> Problem to work on: Without altering anything, output the material below.

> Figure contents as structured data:
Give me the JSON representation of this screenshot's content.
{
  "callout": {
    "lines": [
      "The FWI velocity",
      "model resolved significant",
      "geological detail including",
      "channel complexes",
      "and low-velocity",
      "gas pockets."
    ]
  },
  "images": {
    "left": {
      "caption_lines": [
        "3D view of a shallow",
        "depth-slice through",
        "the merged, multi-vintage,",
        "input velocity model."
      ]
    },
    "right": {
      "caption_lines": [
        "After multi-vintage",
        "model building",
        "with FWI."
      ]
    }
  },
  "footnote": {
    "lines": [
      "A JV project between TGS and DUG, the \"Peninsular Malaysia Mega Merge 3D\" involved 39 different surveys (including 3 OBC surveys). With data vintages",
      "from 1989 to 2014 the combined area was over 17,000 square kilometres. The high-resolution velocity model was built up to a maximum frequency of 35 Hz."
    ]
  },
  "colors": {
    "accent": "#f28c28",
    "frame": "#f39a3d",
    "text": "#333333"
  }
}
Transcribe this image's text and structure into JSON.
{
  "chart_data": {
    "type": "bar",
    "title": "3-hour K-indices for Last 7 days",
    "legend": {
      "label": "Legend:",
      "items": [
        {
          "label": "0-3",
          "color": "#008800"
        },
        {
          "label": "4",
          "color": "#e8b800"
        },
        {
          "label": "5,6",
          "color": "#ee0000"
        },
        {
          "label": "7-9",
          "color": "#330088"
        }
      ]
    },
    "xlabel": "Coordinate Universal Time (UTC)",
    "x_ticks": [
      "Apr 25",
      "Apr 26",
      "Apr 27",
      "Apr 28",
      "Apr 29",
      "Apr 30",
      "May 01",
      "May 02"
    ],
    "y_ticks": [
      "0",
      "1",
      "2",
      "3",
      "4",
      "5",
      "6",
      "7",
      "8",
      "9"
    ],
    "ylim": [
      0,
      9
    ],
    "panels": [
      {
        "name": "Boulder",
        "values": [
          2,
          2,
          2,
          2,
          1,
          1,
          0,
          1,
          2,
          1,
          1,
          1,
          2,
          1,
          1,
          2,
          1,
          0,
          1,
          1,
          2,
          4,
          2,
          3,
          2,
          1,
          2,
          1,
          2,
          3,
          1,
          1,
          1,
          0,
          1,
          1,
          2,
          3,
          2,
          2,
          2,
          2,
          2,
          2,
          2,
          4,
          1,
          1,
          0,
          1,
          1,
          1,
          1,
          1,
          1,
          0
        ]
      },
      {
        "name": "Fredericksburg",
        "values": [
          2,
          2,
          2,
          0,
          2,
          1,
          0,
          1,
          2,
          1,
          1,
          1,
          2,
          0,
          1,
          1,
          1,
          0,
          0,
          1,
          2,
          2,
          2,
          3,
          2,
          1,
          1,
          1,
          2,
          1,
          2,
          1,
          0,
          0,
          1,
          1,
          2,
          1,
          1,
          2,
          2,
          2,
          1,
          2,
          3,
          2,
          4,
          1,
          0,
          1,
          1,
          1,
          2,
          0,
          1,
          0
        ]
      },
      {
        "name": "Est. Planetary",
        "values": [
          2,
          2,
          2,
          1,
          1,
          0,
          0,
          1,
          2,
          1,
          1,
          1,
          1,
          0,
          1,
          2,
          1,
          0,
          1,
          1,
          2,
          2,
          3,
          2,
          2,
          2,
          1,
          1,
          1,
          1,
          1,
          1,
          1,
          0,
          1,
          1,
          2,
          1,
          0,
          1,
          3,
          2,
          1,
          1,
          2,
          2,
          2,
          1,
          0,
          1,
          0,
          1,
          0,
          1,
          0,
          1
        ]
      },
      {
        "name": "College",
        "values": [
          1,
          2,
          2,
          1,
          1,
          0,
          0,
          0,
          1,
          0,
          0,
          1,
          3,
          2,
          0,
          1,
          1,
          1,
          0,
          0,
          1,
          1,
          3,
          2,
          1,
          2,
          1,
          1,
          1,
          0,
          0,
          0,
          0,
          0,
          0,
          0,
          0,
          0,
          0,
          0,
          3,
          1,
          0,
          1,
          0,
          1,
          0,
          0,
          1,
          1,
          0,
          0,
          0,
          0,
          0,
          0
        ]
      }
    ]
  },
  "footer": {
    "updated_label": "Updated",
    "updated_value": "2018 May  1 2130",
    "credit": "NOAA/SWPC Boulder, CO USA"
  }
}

> Expected answer:
Give me the JSON representation of this screenshot's content.
{
  "callout": {
    "lines": [
      "The FWI velocity",
      "model resolved significant",
      "geological detail including",
      "channel complexes",
      "and low-velocity",
      "gas pockets."
    ]
  },
  "images": {
    "left": {
      "caption_lines": [
        "3D view of a shallow",
        "depth-slice through",
        "the merged, multi-vintage,",
        "input velocity model."
      ]
    },
    "right": {
      "caption_lines": [
        "After multi-vintage",
        "model building",
        "with FWI."
      ]
    }
  },
  "footnote": {
    "lines": [
      "A JV project between TGS and DUG, the \"Peninsular Malaysia Mega Merge 3D\" involved 39 different surveys (including 3 OBC surveys). With data vintages",
      "from 1989 to 2014 the combined area was over 17,000 square kilometres. The high-resolution velocity model was built up to a maximum frequency of 35 Hz."
    ]
  },
  "colors": {
    "accent": "#f28c28",
    "frame": "#f39a3d",
    "text": "#333333"
  }
}
Transcribe this image's text and structure into JSON.
{
  "chart_data": {
    "type": "bar",
    "title": "3-hour K-indices for Last 7 days",
    "legend": {
      "label": "Legend:",
      "items": [
        {
          "label": "0-3",
          "color": "#008800"
        },
        {
          "label": "4",
          "color": "#e8b800"
        },
        {
          "label": "5,6",
          "color": "#ee0000"
        },
        {
          "label": "7-9",
          "color": "#330088"
        }
      ]
    },
    "xlabel": "Coordinate Universal Time (UTC)",
    "x_ticks": [
      "Apr 25",
      "Apr 26",
      "Apr 27",
      "Apr 28",
      "Apr 29",
      "Apr 30",
      "May 01",
      "May 02"
    ],
    "y_ticks": [
      "0",
      "1",
      "2",
      "3",
      "4",
      "5",
      "6",
      "7",
      "8",
      "9"
    ],
    "ylim": [
      0,
      9
    ],
    "panels": [
      {
        "name": "Boulder",
        "values": [
          2,
          2,
          2,
          2,
          1,
          1,
          0,
          1,
          2,
          1,
          1,
          1,
          2,
          1,
          1,
          2,
          1,
          0,
          1,
          1,
          2,
          4,
          2,
          3,
          2,
          1,
          2,
          1,
          2,
          3,
          1,
          1,
          1,
          0,
          1,
          1,
          2,
          3,
          2,
          2,
          2,
          2,
          2,
          2,
          2,
          4,
          1,
          1,
          0,
          1,
          1,
          1,
          1,
          1,
          1,
          0
        ]
      },
      {
        "name": "Fredericksburg",
        "values": [
          2,
          2,
          2,
          0,
          2,
          1,
          0,
          1,
          2,
          1,
          1,
          1,
          2,
          0,
          1,
          1,
          1,
          0,
          0,
          1,
          2,
          2,
          2,
          3,
          2,
          1,
          1,
          1,
          2,
          1,
          2,
          1,
          0,
          0,
          1,
          1,
          2,
          1,
          1,
          2,
          2,
          2,
          1,
          2,
          3,
          2,
          4,
          1,
          0,
          1,
          1,
          1,
          2,
          0,
          1,
          0
        ]
      },
      {
        "name": "Est. Planetary",
        "values": [
          2,
          2,
          2,
          1,
          1,
          0,
          0,
          1,
          2,
          1,
          1,
          1,
          1,
          0,
          1,
          2,
          1,
          0,
          1,
          1,
          2,
          2,
          3,
          2,
          2,
          2,
          1,
          1,
          1,
          1,
          1,
          1,
          1,
          0,
          1,
          1,
          2,
          1,
          0,
          1,
          3,
          2,
          1,
          1,
          2,
          2,
          2,
          1,
          0,
          1,
          0,
          1,
          0,
          1,
          0,
          1
        ]
      },
      {
        "name": "College",
        "values": [
          1,
          2,
          2,
          1,
          1,
          0,
          0,
          0,
          1,
          0,
          0,
          1,
          3,
          2,
          0,
          1,
          1,
          1,
          0,
          0,
          1,
          1,
          3,
          2,
          1,
          2,
          1,
          1,
          1,
          0,
          0,
          0,
          0,
          0,
          0,
          0,
          0,
          0,
          0,
          0,
          3,
          1,
          0,
          1,
          0,
          1,
          0,
          0,
          1,
          1,
          0,
          0,
          0,
          0,
          0,
          0
        ]
      }
    ]
  },
  "footer": {
    "updated_label": "Updated",
    "updated_value": "2018 May  1 2130",
    "credit": "NOAA/SWPC Boulder, CO USA"
  }
}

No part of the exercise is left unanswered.